-- Begin SELECTION --

I have set S3 credentials in a jceks file on hdfs, ala:

$ hadoop credential create fs.s3a.access.key -value 'xyz' -provider jceks://hdfs@hostname/path/to/jceks
$ hadoop credential create fs.s3a.secret.key -value 'abc' -provider jceks://hdfs@hostname/path/to/jceks

I have whitelisted the property hadoop.security.credential.provider.path in such a way that it can be set at connection time in the JDBC connection string between beeline and hiveserver2. In hive-site:

hive.security.authorization.sqlstd.confwhitelist.append = hadoop.security.credential.provider.path

I am trying to pass the path to the credential provide path to hiveserver2 (and map-reduce child JVMs) via the JDBC connection string, ala:

beeline -u "jdbc:hive2://hs2_hostname:port/default;principal=my/principal@REALM?hadoop.security.credential.provider.path=jceks://hdfs@hostname/path/to/jceks"

Then something quite wierd happens:

  1. I can create an external table on S3 and select from it
  2. If close the JDBC connection, reconnect, then I CANNOT select THEN create another table on S3.

-- End SELECTION --

PROBLEM SET:
A. Please reproduce the part of the S3 credentials post that opens with the words containing "I am trying" and closes with "table on S3.".
B. Carry on the S3 credentials post from the point where it stops.
The listing that comes next isn't needed for anything here.

-- Begin DATASET --

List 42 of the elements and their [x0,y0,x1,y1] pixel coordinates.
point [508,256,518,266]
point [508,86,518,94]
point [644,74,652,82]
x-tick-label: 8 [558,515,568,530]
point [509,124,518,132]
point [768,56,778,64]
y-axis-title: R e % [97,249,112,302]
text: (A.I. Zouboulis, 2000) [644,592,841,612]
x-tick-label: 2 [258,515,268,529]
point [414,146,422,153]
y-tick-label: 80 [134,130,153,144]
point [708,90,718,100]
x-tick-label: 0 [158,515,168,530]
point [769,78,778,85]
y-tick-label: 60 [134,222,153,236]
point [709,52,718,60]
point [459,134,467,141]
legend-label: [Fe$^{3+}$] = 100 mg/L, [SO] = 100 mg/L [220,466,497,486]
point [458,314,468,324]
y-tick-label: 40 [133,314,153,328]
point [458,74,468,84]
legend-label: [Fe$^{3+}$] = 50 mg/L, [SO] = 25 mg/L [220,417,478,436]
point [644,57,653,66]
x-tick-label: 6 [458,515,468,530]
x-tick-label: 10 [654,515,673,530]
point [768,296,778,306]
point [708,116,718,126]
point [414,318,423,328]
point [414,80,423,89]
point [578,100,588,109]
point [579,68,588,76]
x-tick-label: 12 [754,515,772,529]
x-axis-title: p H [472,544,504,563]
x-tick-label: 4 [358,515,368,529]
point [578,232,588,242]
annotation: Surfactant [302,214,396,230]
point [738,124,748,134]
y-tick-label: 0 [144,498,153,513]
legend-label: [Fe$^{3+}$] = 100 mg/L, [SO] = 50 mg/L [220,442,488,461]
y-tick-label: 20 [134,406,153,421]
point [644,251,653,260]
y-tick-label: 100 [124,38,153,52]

-- End DATASET --

RESULTS IN ORDER:
A.
I am trying to pass the path to the credential provide path to hiveserver2 (and map-reduce child JVMs) via the JDBC connection string, ala:

beeline -u "jdbc:hive2://hs2_hostname:port/default;principal=my/principal@REALM?hadoop.security.credential.provider.path=jceks://hdfs@hostname/path/to/jceks"

Then something quite wierd happens:

  1. I can create an external table on S3 and select from it
  2. If close the JDBC connection, reconnect, then I CANNOT select THEN create another table on S3.

B.
  3. If close the JDBC connection, reconnect, then I CAN create another table on S3 THEN select from both tables.

I have looked at the DEBUG logs of HS2 and the metastore, nothing in the latter (not even an error) and not useful information in the former.

==> Has anyone seen anything like this before?

Note, I cannot use the beeline --hiveConf flag to specify the value of hadoop.security.credential.provider.path as I will need to use this JDBC connection string in a java client which is not beeline.

See details below:

Initial table creation and select > OK

$ beeline -u "jdbc:hive2://hs2_hostname:port/default;principal=my/principal@REALM?hadoop.security.credential.provider.path=jceks://hdfs@hostname/path/to/jceks"
...

> show tables;
+-----------+--+
| tab_name  |
+-----------+--+
+-----------+--+
No rows selected (0.102 seconds)

> CREATE EXTERNAL TABLE IF NOT EXISTS test_table_on_s3_1 ( field1 string, field2 int ) row format delimited fields terminated by ',' LOCATION 's3a://mybucket/path/to/files';
No rows affected (0.798 seconds)

> show tables;
+---------------------+--+
|      tab_name       |
+---------------------+--+
| test_table_on_s3_1  |
+---------------------+--+
1 row selected (0.034 seconds)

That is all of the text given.